- Task statement:
Copy out every record below, word for word.

━━ Items

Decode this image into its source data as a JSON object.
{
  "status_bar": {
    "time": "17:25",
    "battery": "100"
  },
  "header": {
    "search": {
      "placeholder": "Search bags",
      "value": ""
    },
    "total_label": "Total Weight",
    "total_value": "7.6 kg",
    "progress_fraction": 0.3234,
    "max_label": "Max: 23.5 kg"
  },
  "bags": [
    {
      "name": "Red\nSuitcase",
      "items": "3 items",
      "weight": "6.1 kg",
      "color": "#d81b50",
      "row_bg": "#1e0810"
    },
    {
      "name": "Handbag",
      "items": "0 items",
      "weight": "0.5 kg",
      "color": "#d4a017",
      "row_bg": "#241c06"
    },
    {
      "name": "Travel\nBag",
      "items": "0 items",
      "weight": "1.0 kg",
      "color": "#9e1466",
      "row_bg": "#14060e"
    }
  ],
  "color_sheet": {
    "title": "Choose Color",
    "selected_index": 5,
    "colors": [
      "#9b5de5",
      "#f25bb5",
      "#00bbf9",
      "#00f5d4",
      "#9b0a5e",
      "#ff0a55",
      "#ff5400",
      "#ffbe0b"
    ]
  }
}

━━━━

- Final result:
Decode this image into its source data as a JSON object.
{
  "status_bar": {
    "time": "17:25",
    "battery": "100"
  },
  "header": {
    "search": {
      "placeholder": "Search bags",
      "value": ""
    },
    "total_label": "Total Weight",
    "total_value": "7.6 kg",
    "progress_fraction": 0.3234,
    "max_label": "Max: 23.5 kg"
  },
  "bags": [
    {
      "name": "Red\nSuitcase",
      "items": "3 items",
      "weight": "6.1 kg",
      "color": "#d81b50",
      "row_bg": "#1e0810"
    },
    {
      "name": "Handbag",
      "items": "0 items",
      "weight": "0.5 kg",
      "color": "#d4a017",
      "row_bg": "#241c06"
    },
    {
      "name": "Travel\nBag",
      "items": "0 items",
      "weight": "1.0 kg",
      "color": "#9e1466",
      "row_bg": "#14060e"
    }
  ],
  "color_sheet": {
    "title": "Choose Color",
    "selected_index": 5,
    "colors": [
      "#9b5de5",
      "#f25bb5",
      "#00bbf9",
      "#00f5d4",
      "#9b0a5e",
      "#ff0a55",
      "#ff5400",
      "#ffbe0b"
    ]
  }
}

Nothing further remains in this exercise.